[Task input]
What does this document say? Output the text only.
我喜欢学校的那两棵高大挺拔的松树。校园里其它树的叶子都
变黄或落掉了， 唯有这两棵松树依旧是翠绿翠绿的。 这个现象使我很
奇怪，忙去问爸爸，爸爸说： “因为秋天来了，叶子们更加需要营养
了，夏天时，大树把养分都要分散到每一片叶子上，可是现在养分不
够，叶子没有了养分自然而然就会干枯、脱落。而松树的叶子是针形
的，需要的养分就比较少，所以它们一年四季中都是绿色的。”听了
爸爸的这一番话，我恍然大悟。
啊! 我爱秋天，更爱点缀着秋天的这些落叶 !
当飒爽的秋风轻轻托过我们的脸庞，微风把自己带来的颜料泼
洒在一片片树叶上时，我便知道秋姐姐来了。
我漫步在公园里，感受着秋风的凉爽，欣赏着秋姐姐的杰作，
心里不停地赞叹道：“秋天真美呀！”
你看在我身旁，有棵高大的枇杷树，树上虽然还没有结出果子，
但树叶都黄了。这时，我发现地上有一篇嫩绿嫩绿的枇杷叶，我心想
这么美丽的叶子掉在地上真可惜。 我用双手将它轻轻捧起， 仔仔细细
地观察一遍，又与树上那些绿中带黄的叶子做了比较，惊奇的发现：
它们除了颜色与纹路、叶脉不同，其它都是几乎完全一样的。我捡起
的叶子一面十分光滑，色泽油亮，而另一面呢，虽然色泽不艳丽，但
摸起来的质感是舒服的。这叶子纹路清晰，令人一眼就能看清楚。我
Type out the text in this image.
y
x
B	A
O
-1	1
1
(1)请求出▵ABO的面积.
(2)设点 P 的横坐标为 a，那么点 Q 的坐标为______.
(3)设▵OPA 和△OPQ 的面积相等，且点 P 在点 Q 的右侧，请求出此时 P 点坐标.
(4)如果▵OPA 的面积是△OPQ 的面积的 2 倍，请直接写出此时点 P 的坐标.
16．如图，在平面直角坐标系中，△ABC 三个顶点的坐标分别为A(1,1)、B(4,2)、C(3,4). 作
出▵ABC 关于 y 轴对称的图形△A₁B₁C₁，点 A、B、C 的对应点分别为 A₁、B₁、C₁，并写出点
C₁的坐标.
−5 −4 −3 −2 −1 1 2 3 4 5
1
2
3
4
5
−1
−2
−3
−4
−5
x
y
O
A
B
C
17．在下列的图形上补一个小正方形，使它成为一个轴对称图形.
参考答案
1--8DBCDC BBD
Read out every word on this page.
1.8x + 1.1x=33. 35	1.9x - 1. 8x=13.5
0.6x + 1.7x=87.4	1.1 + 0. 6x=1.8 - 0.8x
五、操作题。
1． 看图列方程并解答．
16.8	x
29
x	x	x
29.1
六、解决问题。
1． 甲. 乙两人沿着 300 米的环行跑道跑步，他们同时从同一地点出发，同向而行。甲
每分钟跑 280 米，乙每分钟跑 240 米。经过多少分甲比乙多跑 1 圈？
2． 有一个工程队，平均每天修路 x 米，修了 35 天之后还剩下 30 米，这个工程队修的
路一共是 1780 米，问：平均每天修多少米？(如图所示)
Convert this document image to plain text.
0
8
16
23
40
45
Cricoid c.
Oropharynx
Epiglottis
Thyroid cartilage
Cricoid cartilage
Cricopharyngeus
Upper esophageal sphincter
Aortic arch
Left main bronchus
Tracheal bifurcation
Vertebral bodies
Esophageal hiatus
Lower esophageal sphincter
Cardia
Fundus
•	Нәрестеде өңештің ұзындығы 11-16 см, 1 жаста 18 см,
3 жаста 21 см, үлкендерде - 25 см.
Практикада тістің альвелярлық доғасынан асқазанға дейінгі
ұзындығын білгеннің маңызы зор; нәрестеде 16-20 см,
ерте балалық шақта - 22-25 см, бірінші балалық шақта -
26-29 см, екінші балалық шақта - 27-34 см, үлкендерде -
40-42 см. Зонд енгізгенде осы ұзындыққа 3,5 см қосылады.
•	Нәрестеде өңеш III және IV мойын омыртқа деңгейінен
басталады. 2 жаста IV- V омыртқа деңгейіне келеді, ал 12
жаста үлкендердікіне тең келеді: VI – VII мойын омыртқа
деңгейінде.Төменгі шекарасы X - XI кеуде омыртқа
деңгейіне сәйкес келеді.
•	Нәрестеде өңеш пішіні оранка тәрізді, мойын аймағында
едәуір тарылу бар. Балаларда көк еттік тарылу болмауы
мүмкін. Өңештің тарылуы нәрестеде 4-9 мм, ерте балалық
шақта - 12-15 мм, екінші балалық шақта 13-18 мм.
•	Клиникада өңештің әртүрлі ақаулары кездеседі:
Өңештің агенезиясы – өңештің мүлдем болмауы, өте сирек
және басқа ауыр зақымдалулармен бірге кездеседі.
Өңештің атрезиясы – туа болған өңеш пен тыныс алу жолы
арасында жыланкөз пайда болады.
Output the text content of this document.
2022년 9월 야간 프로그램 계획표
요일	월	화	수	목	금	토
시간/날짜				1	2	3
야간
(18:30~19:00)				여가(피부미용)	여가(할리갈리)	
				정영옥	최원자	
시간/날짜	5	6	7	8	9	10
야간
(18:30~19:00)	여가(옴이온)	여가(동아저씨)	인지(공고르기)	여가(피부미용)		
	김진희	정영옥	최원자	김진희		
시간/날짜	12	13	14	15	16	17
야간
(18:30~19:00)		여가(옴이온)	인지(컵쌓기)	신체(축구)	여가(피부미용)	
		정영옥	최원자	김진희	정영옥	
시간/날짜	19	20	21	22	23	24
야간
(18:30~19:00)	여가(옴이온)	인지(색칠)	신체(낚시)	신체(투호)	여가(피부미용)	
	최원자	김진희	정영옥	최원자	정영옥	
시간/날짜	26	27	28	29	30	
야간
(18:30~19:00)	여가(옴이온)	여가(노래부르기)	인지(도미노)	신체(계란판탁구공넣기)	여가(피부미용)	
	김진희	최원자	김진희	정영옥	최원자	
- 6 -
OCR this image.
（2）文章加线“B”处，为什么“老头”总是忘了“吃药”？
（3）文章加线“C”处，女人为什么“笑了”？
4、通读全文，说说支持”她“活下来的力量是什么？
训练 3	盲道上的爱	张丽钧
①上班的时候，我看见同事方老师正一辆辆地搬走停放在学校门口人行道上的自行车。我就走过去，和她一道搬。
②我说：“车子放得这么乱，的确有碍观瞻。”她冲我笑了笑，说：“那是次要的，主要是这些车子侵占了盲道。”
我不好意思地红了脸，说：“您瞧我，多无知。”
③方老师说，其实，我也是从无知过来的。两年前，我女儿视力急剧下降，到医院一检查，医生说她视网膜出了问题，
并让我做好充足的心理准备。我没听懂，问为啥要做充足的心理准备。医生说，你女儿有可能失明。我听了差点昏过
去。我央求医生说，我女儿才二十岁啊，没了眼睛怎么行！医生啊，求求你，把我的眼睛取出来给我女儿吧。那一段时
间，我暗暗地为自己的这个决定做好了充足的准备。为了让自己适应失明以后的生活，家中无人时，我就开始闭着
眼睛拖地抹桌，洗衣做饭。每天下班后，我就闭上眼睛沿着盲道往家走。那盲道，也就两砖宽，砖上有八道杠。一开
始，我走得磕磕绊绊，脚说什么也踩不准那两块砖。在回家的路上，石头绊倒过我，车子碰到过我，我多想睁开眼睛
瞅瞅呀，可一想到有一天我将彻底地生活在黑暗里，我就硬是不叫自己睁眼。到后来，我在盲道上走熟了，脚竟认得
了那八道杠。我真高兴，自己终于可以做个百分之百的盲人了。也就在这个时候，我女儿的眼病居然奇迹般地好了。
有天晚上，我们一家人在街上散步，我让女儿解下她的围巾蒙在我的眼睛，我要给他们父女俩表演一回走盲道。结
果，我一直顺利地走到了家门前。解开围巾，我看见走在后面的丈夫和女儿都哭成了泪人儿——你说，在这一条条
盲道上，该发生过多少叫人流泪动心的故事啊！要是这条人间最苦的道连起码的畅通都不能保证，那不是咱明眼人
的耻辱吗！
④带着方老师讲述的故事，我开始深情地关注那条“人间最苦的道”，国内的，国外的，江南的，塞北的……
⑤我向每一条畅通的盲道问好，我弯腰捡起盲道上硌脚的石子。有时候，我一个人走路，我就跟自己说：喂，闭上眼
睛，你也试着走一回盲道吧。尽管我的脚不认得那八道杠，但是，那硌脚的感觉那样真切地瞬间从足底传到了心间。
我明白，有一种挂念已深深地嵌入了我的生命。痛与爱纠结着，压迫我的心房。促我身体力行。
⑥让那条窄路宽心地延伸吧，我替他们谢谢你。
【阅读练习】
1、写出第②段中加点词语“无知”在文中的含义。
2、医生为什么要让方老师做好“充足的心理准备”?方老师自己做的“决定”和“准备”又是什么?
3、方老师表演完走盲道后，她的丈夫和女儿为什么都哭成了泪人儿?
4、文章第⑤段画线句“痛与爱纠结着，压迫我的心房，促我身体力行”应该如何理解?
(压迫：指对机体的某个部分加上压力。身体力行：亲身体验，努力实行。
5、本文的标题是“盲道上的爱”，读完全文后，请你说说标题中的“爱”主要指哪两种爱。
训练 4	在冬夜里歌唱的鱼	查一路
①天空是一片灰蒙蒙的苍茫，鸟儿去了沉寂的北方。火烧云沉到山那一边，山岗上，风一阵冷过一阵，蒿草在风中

[Exercise aim]
Count each line where the string "омыртқа" occurs, and write only the number.

[Exercise solution]
4